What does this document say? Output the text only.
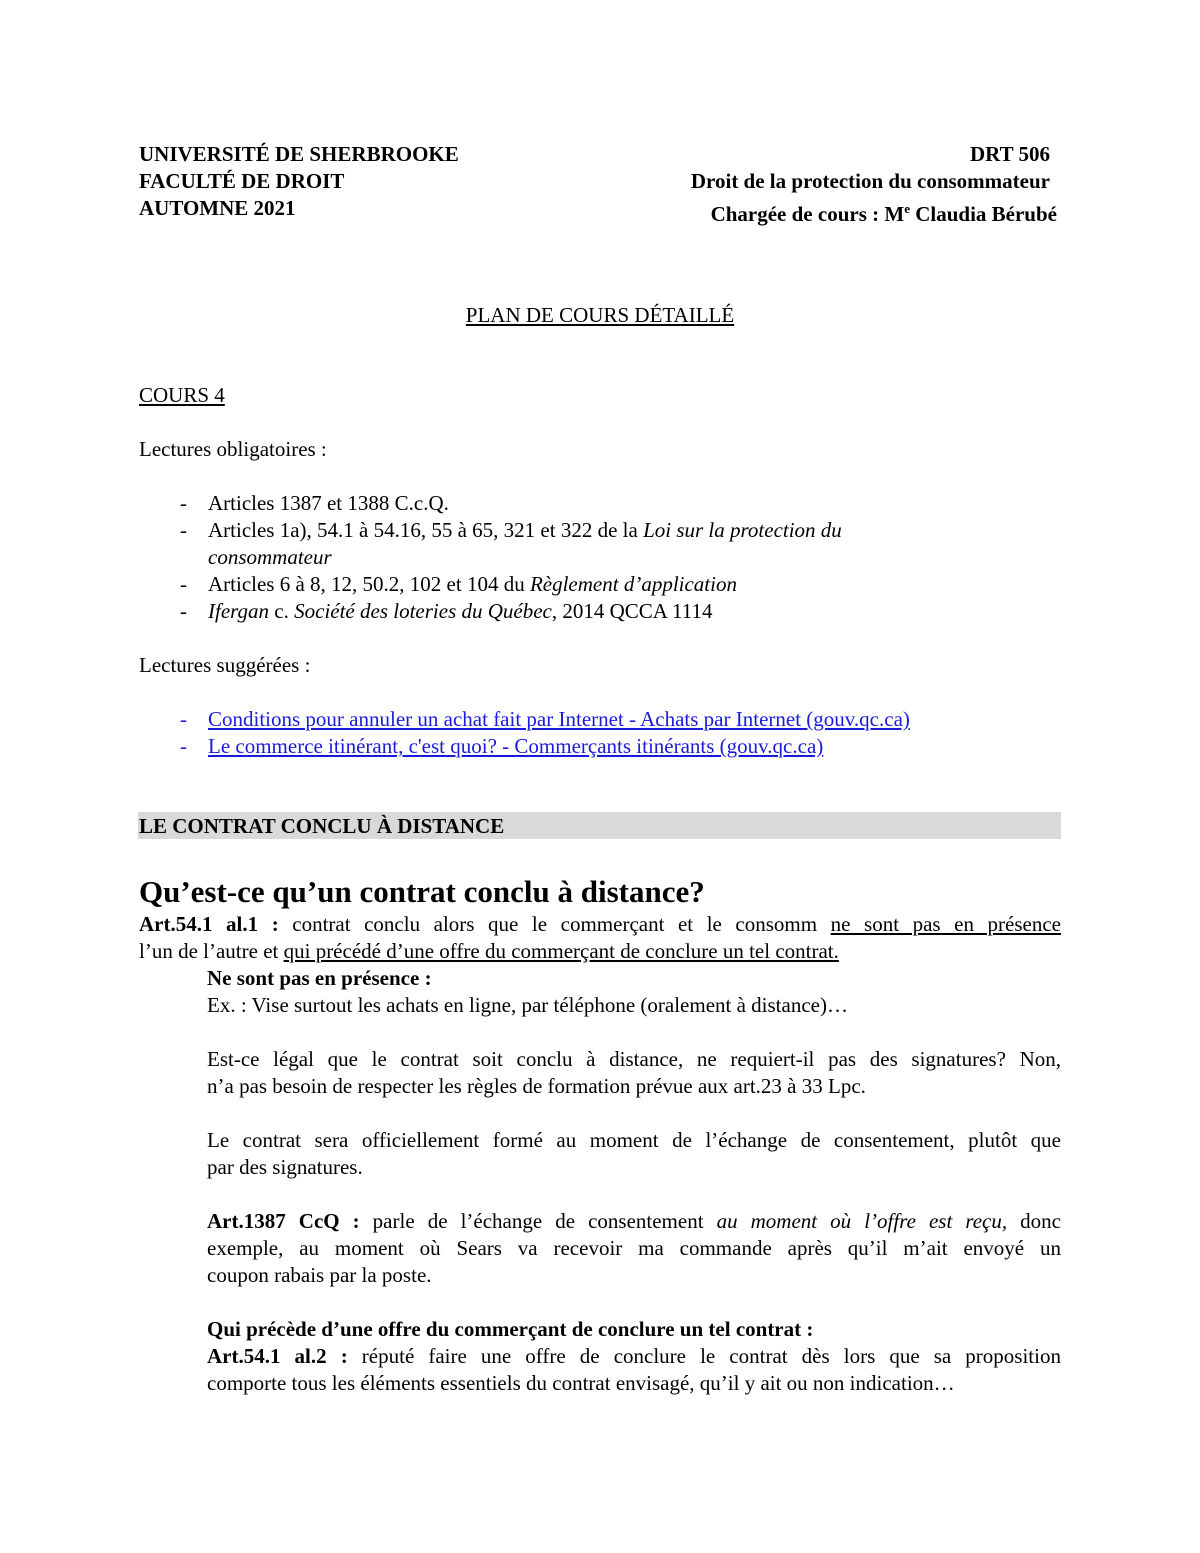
UNIVERSITÉ DE SHERBROOKE
FACULTÉ DE DROIT
AUTOMNE 2021
DRT 506
Droit de la protection du consommateur
Chargée de cours : Me Claudia Bérubé
PLAN DE COURS DÉTAILLÉ
COURS 4
Lectures obligatoires :
- Articles 1387 et 1388 C.c.Q.
- Articles 1a), 54.1 à 54.16, 55 à 65, 321 et 322 de la Loi sur la protection du
consommateur
- Articles 6 à 8, 12, 50.2, 102 et 104 du Règlement d’application
- Ifergan c. Société des loteries du Québec, 2014 QCCA 1114
Lectures suggérées :
- Conditions pour annuler un achat fait par Internet - Achats par Internet (gouv.qc.ca)
- Le commerce itinérant, c'est quoi? - Commerçants itinérants (gouv.qc.ca)
LE CONTRAT CONCLU À DISTANCE
Qu’est-ce qu’un contrat conclu à distance?
Art.54.1 al.1 : contrat conclu alors que le commerçant et le consomm ne sont pas en présence
l’un de l’autre et qui précédé d’une offre du commerçant de conclure un tel contrat.
Ne sont pas en présence :
Ex. : Vise surtout les achats en ligne, par téléphone (oralement à distance)…
Est-ce légal que le contrat soit conclu à distance, ne requiert-il pas des signatures? Non,
n’a pas besoin de respecter les règles de formation prévue aux art.23 à 33 Lpc.
Le contrat sera officiellement formé au moment de l’échange de consentement, plutôt que
par des signatures.
Art.1387 CcQ : parle de l’échange de consentement au moment où l’offre est reçu, donc
exemple, au moment où Sears va recevoir ma commande après qu’il m’ait envoyé un
coupon rabais par la poste.
Qui précède d’une offre du commerçant de conclure un tel contrat :
Art.54.1 al.2 : réputé faire une offre de conclure le contrat dès lors que sa proposition
comporte tous les éléments essentiels du contrat envisagé, qu’il y ait ou non indication…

_Direction_: Copy every line above that holds the word "consommateur".

_Full output_:
Droit de la protection du consommateur
consommateur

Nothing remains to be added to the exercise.